▶ What the task asks:
Write the material out again, line by line, exactly as it is.
━━ Records for the exercise ━━
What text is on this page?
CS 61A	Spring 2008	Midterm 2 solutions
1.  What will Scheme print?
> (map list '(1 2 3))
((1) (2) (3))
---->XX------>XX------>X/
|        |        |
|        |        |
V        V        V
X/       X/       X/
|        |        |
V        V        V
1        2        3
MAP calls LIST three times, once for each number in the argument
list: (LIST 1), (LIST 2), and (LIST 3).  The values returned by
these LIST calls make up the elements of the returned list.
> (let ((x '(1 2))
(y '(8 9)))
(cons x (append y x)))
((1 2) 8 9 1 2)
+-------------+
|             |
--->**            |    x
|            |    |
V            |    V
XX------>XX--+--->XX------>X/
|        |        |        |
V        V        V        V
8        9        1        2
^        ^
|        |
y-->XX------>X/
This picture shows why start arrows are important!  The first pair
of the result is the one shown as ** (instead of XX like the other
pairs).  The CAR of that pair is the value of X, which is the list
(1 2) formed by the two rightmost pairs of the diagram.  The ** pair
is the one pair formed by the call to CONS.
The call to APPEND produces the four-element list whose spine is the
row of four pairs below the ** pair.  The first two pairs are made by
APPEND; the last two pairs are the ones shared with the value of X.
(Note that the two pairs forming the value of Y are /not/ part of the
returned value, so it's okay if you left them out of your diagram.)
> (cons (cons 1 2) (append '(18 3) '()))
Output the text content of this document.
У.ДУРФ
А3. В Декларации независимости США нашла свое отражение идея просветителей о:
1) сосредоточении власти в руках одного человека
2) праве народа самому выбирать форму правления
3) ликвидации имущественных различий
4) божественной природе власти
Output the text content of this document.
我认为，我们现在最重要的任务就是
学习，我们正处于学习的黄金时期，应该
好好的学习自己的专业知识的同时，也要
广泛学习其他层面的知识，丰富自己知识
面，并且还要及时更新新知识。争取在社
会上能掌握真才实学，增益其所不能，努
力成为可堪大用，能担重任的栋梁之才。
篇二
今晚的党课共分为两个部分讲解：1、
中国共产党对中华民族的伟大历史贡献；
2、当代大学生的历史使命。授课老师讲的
━━━
▶ Exercise response:
What text is on this page?
CS 61A	Spring 2008	Midterm 2 solutions
1.  What will Scheme print?
> (map list '(1 2 3))
((1) (2) (3))
---->XX------>XX------>X/
|        |        |
|        |        |
V        V        V
X/       X/       X/
|        |        |
V        V        V
1        2        3
MAP calls LIST three times, once for each number in the argument
list: (LIST 1), (LIST 2), and (LIST 3).  The values returned by
these LIST calls make up the elements of the returned list.
> (let ((x '(1 2))
(y '(8 9)))
(cons x (append y x)))
((1 2) 8 9 1 2)
+-------------+
|             |
--->**            |    x
|            |    |
V            |    V
XX------>XX--+--->XX------>X/
|        |        |        |
V        V        V        V
8        9        1        2
^        ^
|        |
y-->XX------>X/
This picture shows why start arrows are important!  The first pair
of the result is the one shown as ** (instead of XX like the other
pairs).  The CAR of that pair is the value of X, which is the list
(1 2) formed by the two rightmost pairs of the diagram.  The ** pair
is the one pair formed by the call to CONS.
The call to APPEND produces the four-element list whose spine is the
row of four pairs below the ** pair.  The first two pairs are made by
APPEND; the last two pairs are the ones shared with the value of X.
(Note that the two pairs forming the value of Y are /not/ part of the
returned value, so it's okay if you left them out of your diagram.)
> (cons (cons 1 2) (append '(18 3) '()))
Output the text content of this document.
У.ДУРФ
А3. В Декларации независимости США нашла свое отражение идея просветителей о:
1) сосредоточении власти в руках одного человека
2) праве народа самому выбирать форму правления
3) ликвидации имущественных различий
4) божественной природе власти
Output the text content of this document.
我认为，我们现在最重要的任务就是
学习，我们正处于学习的黄金时期，应该
好好的学习自己的专业知识的同时，也要
广泛学习其他层面的知识，丰富自己知识
面，并且还要及时更新新知识。争取在社
会上能掌握真才实学，增益其所不能，努
力成为可堪大用，能担重任的栋梁之才。
篇二
今晚的党课共分为两个部分讲解：1、
中国共产党对中华民族的伟大历史贡献；
2、当代大学生的历史使命。授课老师讲的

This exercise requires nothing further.